» TO BE DONE: Lines containing the word "numkeys" need to be counted. Please reply with how many there are, and nothing else.

+-------+

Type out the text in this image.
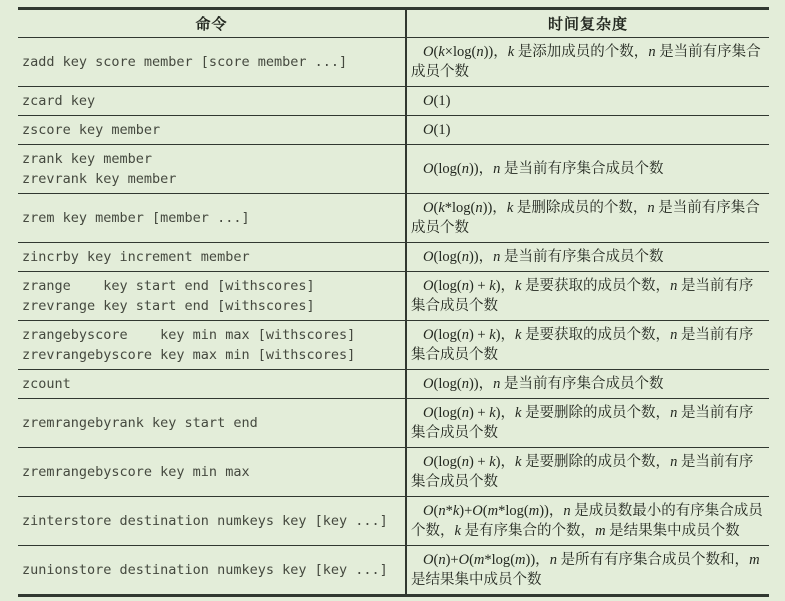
命令	时间复杂度

zadd key score member [score member ...]	O(k×log(n))，k 是添加成员的个数，n 是当前有序集合成员个数

zcard key	O(1)

zscore key member	O(1)

zrank key member
zrevrank key member	O(log(n))，n 是当前有序集合成员个数

zrem key member [member ...]	O(k*log(n))，k 是删除成员的个数，n 是当前有序集合成员个数

zincrby key increment member	O(log(n))，n 是当前有序集合成员个数

zrange    key start end [withscores]
zrevrange key start end [withscores]	O(log(n) + k)，k 是要获取的成员个数，n 是当前有序集合成员个数

zrangebyscore    key min max [withscores]
zrevrangebyscore key max min [withscores]	O(log(n) + k)，k 是要获取的成员个数，n 是当前有序集合成员个数

zcount	O(log(n))，n 是当前有序集合成员个数

zremrangebyrank key start end	O(log(n) + k)，k 是要删除的成员个数，n 是当前有序集合成员个数

zremrangebyscore key min max	O(log(n) + k)，k 是要删除的成员个数，n 是当前有序集合成员个数

zinterstore destination numkeys key [key ...]	O(n*k)+O(m*log(m))，n 是成员数最小的有序集合成员个数，k 是有序集合的个数，m 是结果集中成员个数

zunionstore destination numkeys key [key ...]	O(n)+O(m*log(m))，n 是所有有序集合成员个数和，m 是结果集中成员个数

+-------+

» RESULT OF THE TASK: 2